Problem:
Return all entries word for word, but drop any images.

────

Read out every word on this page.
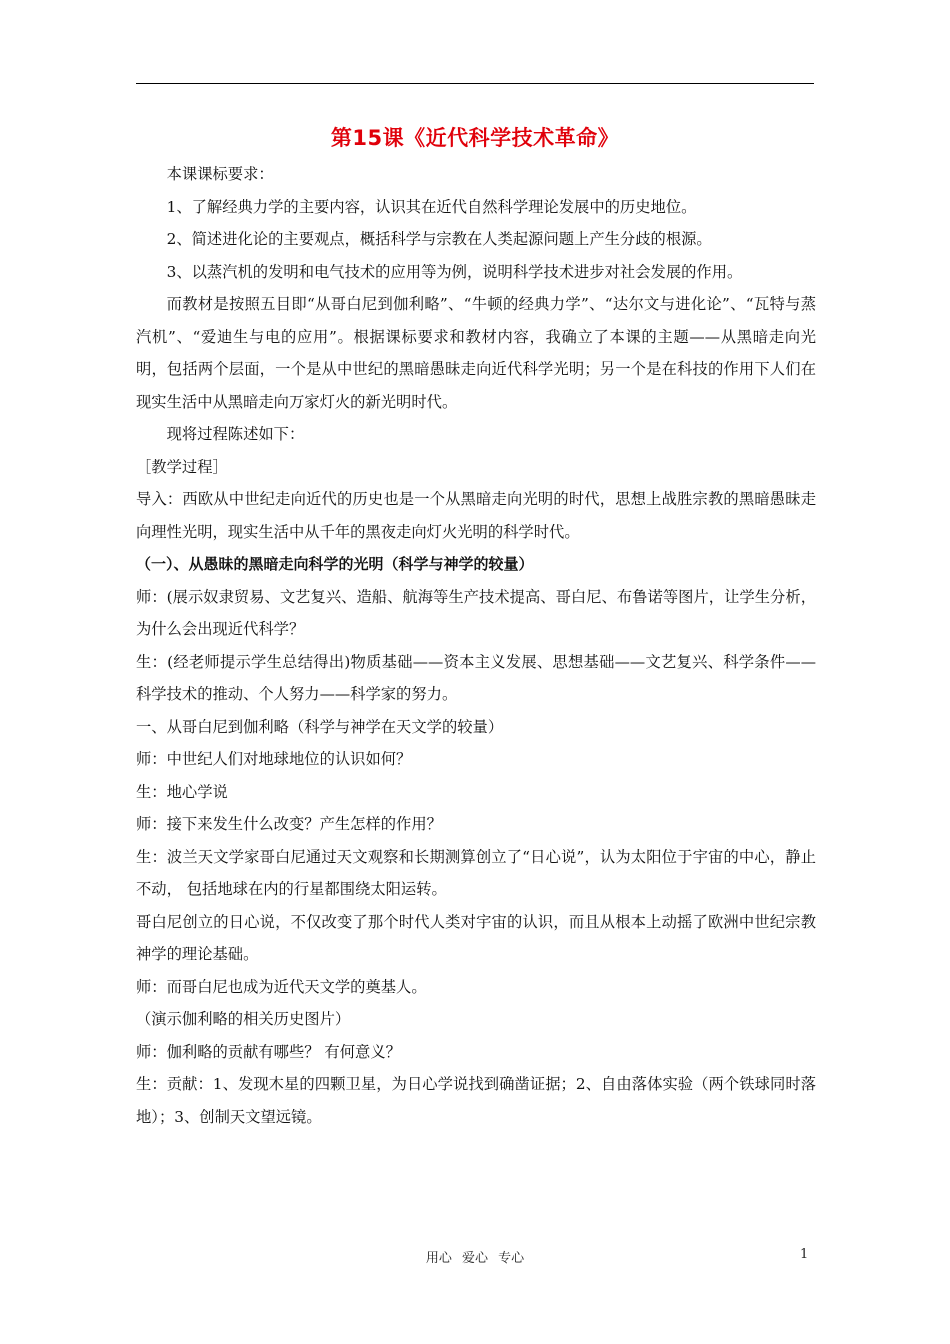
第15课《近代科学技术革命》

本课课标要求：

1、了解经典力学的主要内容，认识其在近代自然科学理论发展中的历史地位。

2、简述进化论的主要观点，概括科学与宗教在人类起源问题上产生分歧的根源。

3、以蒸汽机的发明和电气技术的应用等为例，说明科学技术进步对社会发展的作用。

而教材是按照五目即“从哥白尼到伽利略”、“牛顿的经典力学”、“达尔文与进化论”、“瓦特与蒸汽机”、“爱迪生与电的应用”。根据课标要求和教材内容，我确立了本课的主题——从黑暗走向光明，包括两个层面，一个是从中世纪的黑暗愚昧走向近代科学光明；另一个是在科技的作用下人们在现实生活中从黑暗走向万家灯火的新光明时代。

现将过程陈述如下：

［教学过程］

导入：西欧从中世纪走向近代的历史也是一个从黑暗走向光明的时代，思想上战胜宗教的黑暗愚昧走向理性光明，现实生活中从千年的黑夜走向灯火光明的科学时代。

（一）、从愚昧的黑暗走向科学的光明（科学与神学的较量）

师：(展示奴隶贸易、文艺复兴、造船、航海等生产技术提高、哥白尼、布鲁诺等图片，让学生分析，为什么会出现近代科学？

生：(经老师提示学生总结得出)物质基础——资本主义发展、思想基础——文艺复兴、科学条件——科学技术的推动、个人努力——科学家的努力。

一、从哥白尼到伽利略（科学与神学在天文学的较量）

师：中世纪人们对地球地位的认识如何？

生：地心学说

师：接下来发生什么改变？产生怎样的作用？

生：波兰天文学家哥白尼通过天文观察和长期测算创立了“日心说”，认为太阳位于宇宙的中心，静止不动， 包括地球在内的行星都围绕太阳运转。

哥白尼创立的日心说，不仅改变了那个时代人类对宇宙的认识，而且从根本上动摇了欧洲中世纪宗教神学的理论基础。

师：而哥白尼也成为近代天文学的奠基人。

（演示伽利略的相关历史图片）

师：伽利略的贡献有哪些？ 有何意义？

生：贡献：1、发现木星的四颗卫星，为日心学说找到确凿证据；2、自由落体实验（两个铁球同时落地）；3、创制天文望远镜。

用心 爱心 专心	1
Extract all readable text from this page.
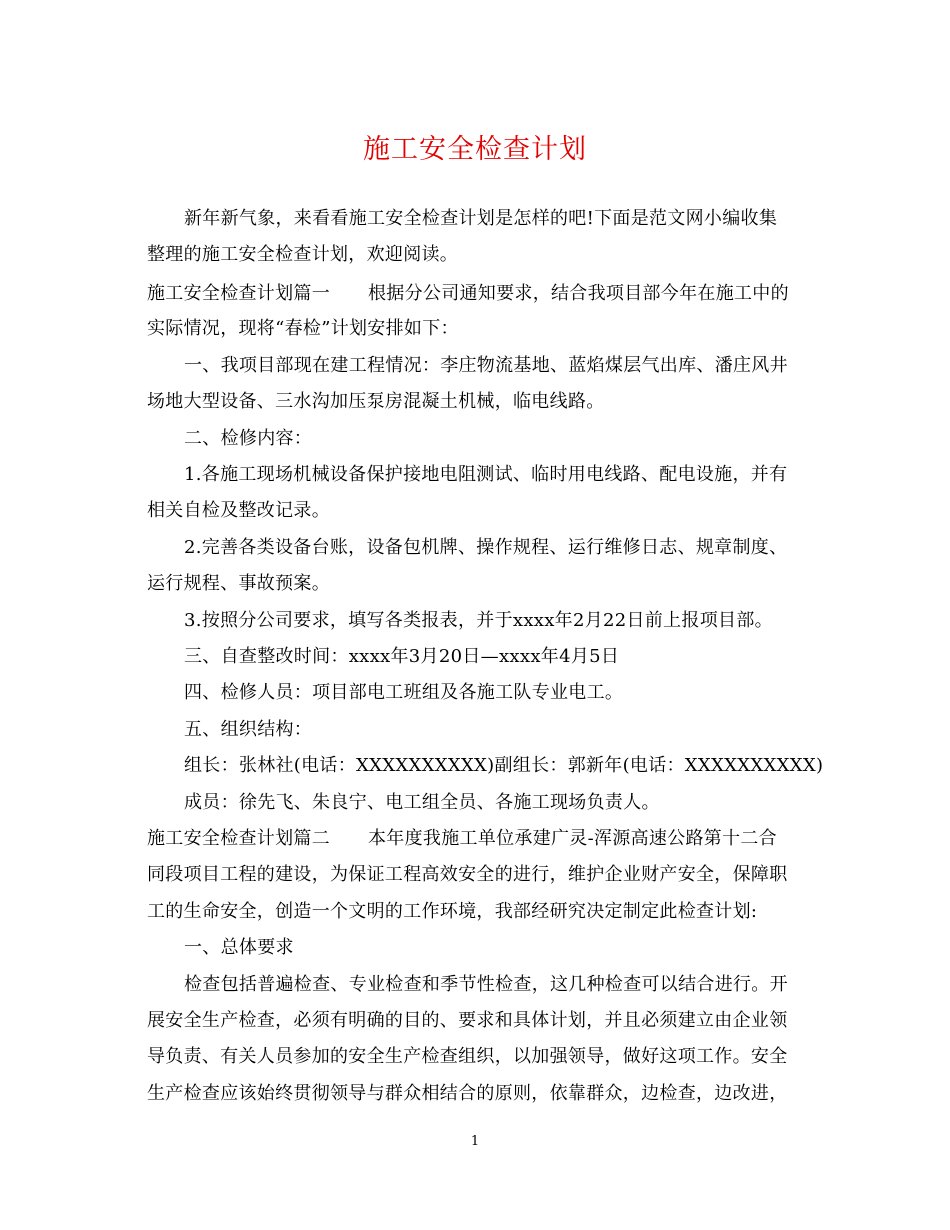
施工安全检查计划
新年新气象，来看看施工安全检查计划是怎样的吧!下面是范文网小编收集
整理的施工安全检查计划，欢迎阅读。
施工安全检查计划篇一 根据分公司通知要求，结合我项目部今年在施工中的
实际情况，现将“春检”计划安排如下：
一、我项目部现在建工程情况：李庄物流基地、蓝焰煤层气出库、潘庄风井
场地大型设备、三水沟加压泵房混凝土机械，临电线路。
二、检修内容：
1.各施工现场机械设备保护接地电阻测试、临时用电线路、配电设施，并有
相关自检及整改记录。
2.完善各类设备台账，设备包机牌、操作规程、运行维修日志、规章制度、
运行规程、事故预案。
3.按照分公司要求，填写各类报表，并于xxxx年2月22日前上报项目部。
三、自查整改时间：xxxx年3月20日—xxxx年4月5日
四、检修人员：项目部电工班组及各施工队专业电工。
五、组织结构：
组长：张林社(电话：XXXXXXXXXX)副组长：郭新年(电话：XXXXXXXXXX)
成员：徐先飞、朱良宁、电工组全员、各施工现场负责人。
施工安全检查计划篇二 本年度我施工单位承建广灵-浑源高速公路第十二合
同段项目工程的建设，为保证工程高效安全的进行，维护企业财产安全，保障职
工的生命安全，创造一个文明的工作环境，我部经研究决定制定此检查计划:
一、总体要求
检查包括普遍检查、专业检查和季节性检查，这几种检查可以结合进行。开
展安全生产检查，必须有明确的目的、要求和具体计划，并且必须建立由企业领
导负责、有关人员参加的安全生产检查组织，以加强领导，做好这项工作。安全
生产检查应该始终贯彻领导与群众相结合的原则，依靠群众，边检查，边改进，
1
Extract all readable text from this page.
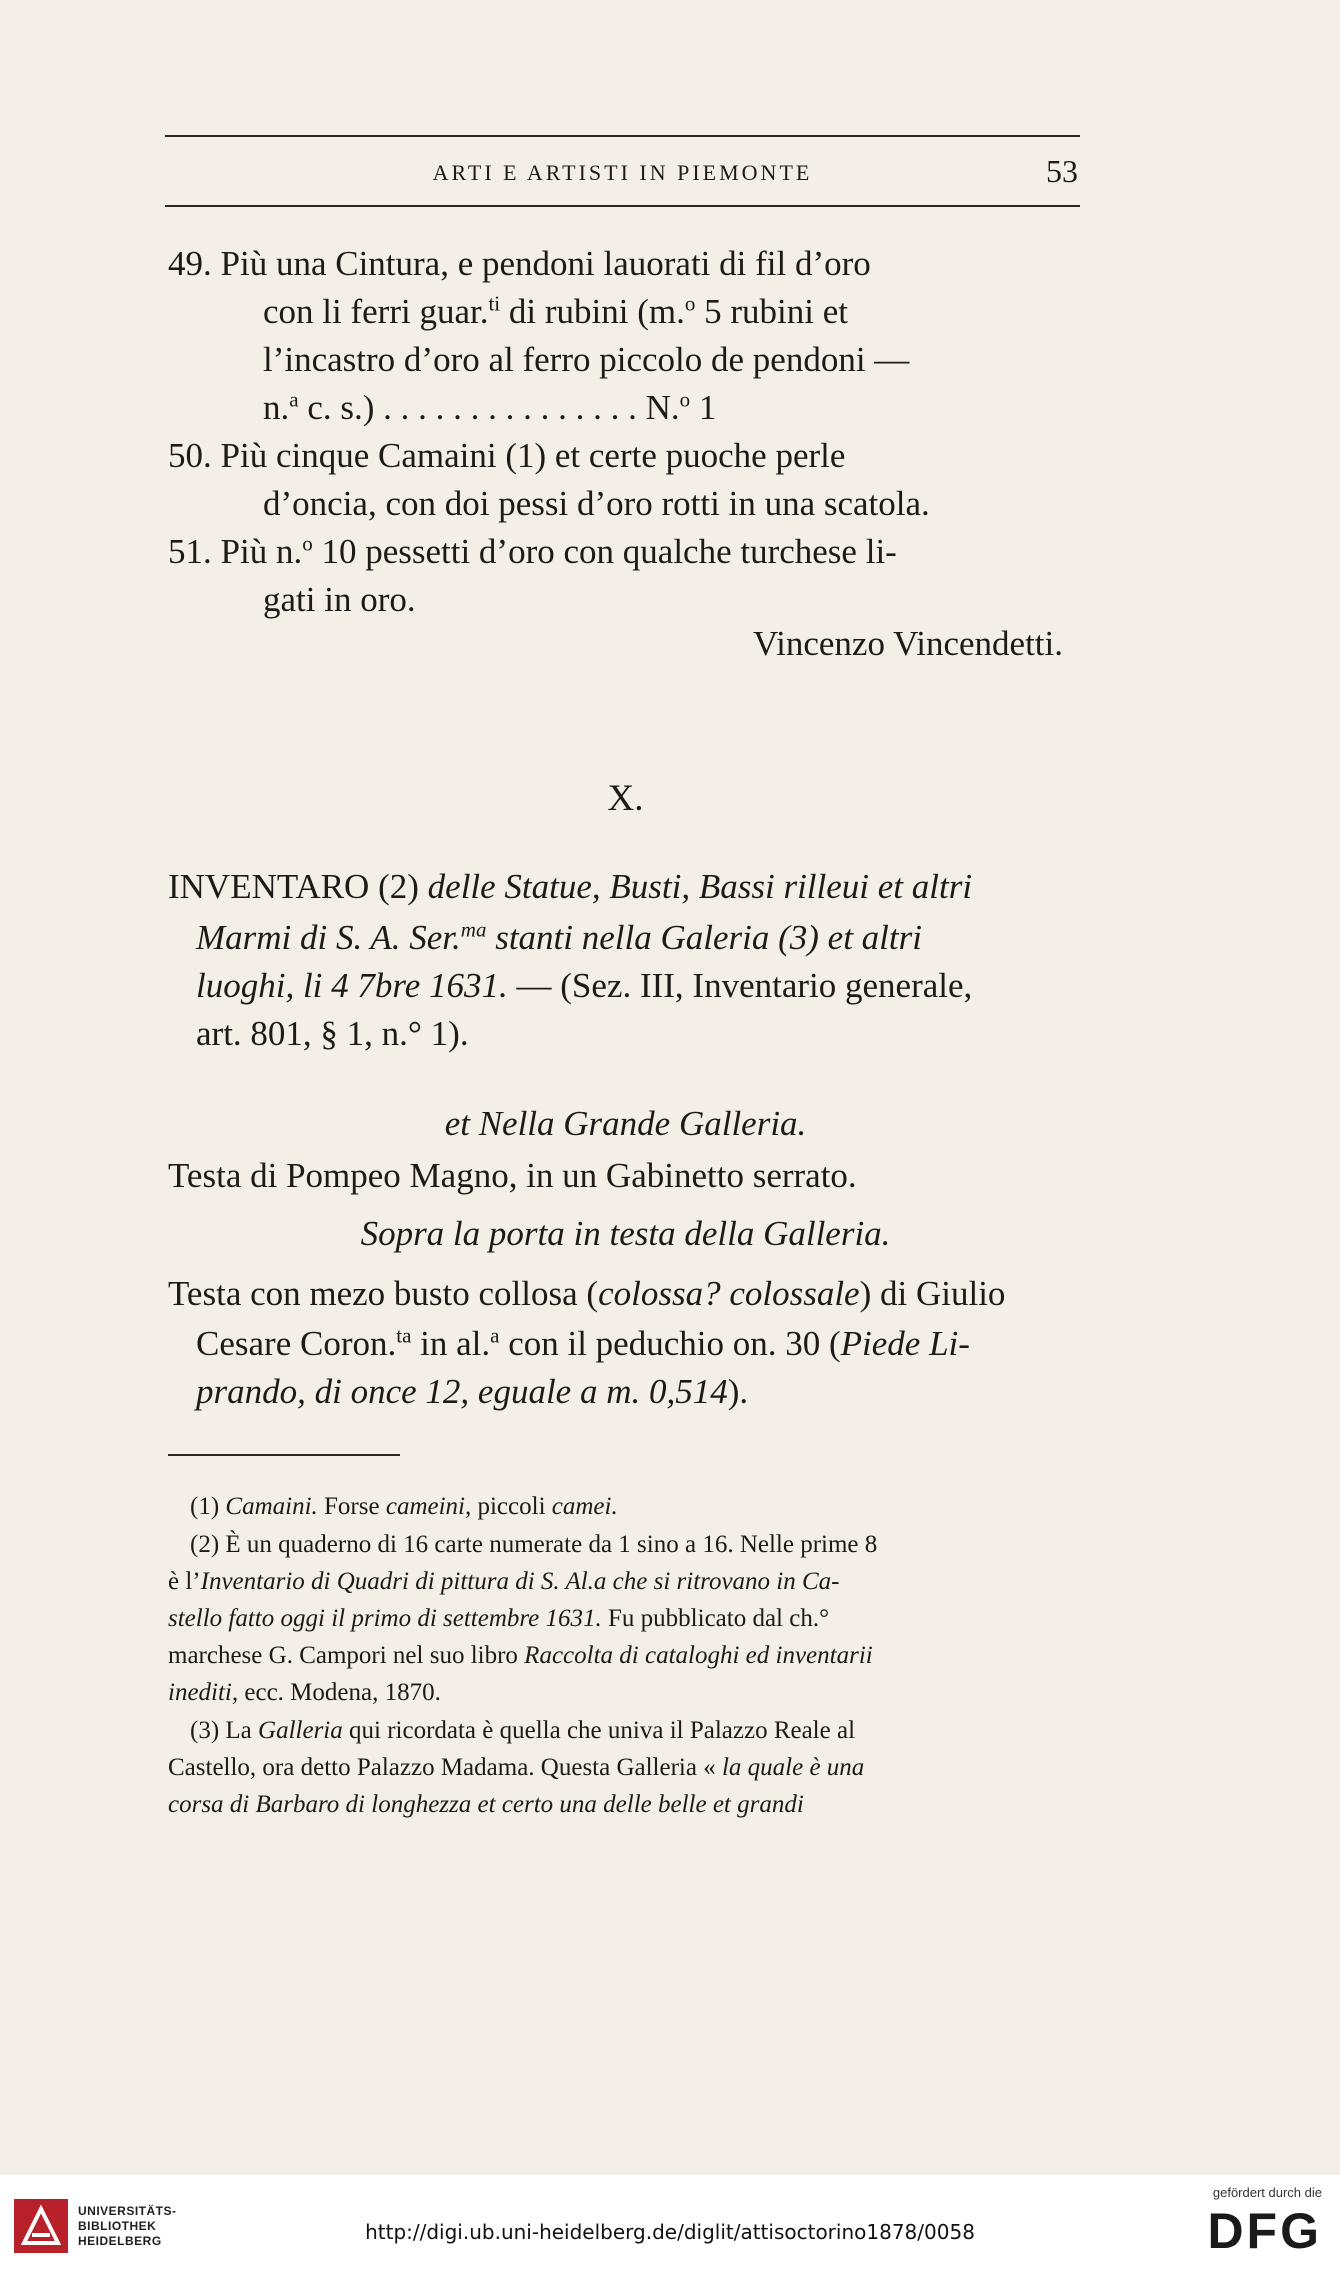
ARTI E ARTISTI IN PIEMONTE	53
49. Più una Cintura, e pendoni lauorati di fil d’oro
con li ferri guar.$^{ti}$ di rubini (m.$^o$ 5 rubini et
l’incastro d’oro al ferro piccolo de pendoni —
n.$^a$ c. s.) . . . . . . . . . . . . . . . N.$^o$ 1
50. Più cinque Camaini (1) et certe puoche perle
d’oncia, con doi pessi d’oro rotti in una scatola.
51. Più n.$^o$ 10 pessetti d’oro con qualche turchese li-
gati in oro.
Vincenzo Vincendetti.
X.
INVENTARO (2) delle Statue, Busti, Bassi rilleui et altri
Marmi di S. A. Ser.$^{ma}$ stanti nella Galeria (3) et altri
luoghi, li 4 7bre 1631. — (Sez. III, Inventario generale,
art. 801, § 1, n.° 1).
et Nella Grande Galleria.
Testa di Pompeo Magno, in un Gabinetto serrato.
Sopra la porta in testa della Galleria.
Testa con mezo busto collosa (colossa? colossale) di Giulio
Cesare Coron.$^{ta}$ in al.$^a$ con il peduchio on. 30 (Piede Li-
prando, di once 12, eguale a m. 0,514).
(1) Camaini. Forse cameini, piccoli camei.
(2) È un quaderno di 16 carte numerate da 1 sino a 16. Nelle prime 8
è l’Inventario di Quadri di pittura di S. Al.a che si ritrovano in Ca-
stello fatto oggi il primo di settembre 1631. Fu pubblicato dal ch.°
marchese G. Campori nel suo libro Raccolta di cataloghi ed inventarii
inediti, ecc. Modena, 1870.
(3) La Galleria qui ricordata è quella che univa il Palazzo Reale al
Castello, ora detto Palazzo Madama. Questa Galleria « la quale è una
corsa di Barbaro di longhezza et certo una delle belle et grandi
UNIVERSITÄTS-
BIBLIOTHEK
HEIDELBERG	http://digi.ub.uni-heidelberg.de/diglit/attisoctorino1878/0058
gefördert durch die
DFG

────

Solution to this problem:
Read out every word on this page.
第15课《近代科学技术革命》

本课课标要求：

1、了解经典力学的主要内容，认识其在近代自然科学理论发展中的历史地位。

2、简述进化论的主要观点，概括科学与宗教在人类起源问题上产生分歧的根源。

3、以蒸汽机的发明和电气技术的应用等为例，说明科学技术进步对社会发展的作用。

而教材是按照五目即“从哥白尼到伽利略”、“牛顿的经典力学”、“达尔文与进化论”、“瓦特与蒸汽机”、“爱迪生与电的应用”。根据课标要求和教材内容，我确立了本课的主题——从黑暗走向光明，包括两个层面，一个是从中世纪的黑暗愚昧走向近代科学光明；另一个是在科技的作用下人们在现实生活中从黑暗走向万家灯火的新光明时代。

现将过程陈述如下：

［教学过程］

导入：西欧从中世纪走向近代的历史也是一个从黑暗走向光明的时代，思想上战胜宗教的黑暗愚昧走向理性光明，现实生活中从千年的黑夜走向灯火光明的科学时代。

（一）、从愚昧的黑暗走向科学的光明（科学与神学的较量）

师：(展示奴隶贸易、文艺复兴、造船、航海等生产技术提高、哥白尼、布鲁诺等图片，让学生分析，为什么会出现近代科学？

生：(经老师提示学生总结得出)物质基础——资本主义发展、思想基础——文艺复兴、科学条件——科学技术的推动、个人努力——科学家的努力。

一、从哥白尼到伽利略（科学与神学在天文学的较量）

师：中世纪人们对地球地位的认识如何？

生：地心学说

师：接下来发生什么改变？产生怎样的作用？

生：波兰天文学家哥白尼通过天文观察和长期测算创立了“日心说”，认为太阳位于宇宙的中心，静止不动， 包括地球在内的行星都围绕太阳运转。

哥白尼创立的日心说，不仅改变了那个时代人类对宇宙的认识，而且从根本上动摇了欧洲中世纪宗教神学的理论基础。

师：而哥白尼也成为近代天文学的奠基人。

（演示伽利略的相关历史图片）

师：伽利略的贡献有哪些？ 有何意义？

生：贡献：1、发现木星的四颗卫星，为日心学说找到确凿证据；2、自由落体实验（两个铁球同时落地）；3、创制天文望远镜。

用心 爱心 专心	1
Extract all readable text from this page.
施工安全检查计划
新年新气象，来看看施工安全检查计划是怎样的吧!下面是范文网小编收集
整理的施工安全检查计划，欢迎阅读。
施工安全检查计划篇一 根据分公司通知要求，结合我项目部今年在施工中的
实际情况，现将“春检”计划安排如下：
一、我项目部现在建工程情况：李庄物流基地、蓝焰煤层气出库、潘庄风井
场地大型设备、三水沟加压泵房混凝土机械，临电线路。
二、检修内容：
1.各施工现场机械设备保护接地电阻测试、临时用电线路、配电设施，并有
相关自检及整改记录。
2.完善各类设备台账，设备包机牌、操作规程、运行维修日志、规章制度、
运行规程、事故预案。
3.按照分公司要求，填写各类报表，并于xxxx年2月22日前上报项目部。
三、自查整改时间：xxxx年3月20日—xxxx年4月5日
四、检修人员：项目部电工班组及各施工队专业电工。
五、组织结构：
组长：张林社(电话：XXXXXXXXXX)副组长：郭新年(电话：XXXXXXXXXX)
成员：徐先飞、朱良宁、电工组全员、各施工现场负责人。
施工安全检查计划篇二 本年度我施工单位承建广灵-浑源高速公路第十二合
同段项目工程的建设，为保证工程高效安全的进行，维护企业财产安全，保障职
工的生命安全，创造一个文明的工作环境，我部经研究决定制定此检查计划:
一、总体要求
检查包括普遍检查、专业检查和季节性检查，这几种检查可以结合进行。开
展安全生产检查，必须有明确的目的、要求和具体计划，并且必须建立由企业领
导负责、有关人员参加的安全生产检查组织，以加强领导，做好这项工作。安全
生产检查应该始终贯彻领导与群众相结合的原则，依靠群众，边检查，边改进，
1
Extract all readable text from this page.
ARTI E ARTISTI IN PIEMONTE	53
49. Più una Cintura, e pendoni lauorati di fil d’oro
con li ferri guar.$^{ti}$ di rubini (m.$^o$ 5 rubini et
l’incastro d’oro al ferro piccolo de pendoni —
n.$^a$ c. s.) . . . . . . . . . . . . . . . N.$^o$ 1
50. Più cinque Camaini (1) et certe puoche perle
d’oncia, con doi pessi d’oro rotti in una scatola.
51. Più n.$^o$ 10 pessetti d’oro con qualche turchese li-
gati in oro.
Vincenzo Vincendetti.
X.
INVENTARO (2) delle Statue, Busti, Bassi rilleui et altri
Marmi di S. A. Ser.$^{ma}$ stanti nella Galeria (3) et altri
luoghi, li 4 7bre 1631. — (Sez. III, Inventario generale,
art. 801, § 1, n.° 1).
et Nella Grande Galleria.
Testa di Pompeo Magno, in un Gabinetto serrato.
Sopra la porta in testa della Galleria.
Testa con mezo busto collosa (colossa? colossale) di Giulio
Cesare Coron.$^{ta}$ in al.$^a$ con il peduchio on. 30 (Piede Li-
prando, di once 12, eguale a m. 0,514).
(1) Camaini. Forse cameini, piccoli camei.
(2) È un quaderno di 16 carte numerate da 1 sino a 16. Nelle prime 8
è l’Inventario di Quadri di pittura di S. Al.a che si ritrovano in Ca-
stello fatto oggi il primo di settembre 1631. Fu pubblicato dal ch.°
marchese G. Campori nel suo libro Raccolta di cataloghi ed inventarii
inediti, ecc. Modena, 1870.
(3) La Galleria qui ricordata è quella che univa il Palazzo Reale al
Castello, ora detto Palazzo Madama. Questa Galleria « la quale è una
corsa di Barbaro di longhezza et certo una delle belle et grandi
UNIVERSITÄTS-
BIBLIOTHEK
HEIDELBERG	http://digi.ub.uni-heidelberg.de/diglit/attisoctorino1878/0058
gefördert durch die
DFG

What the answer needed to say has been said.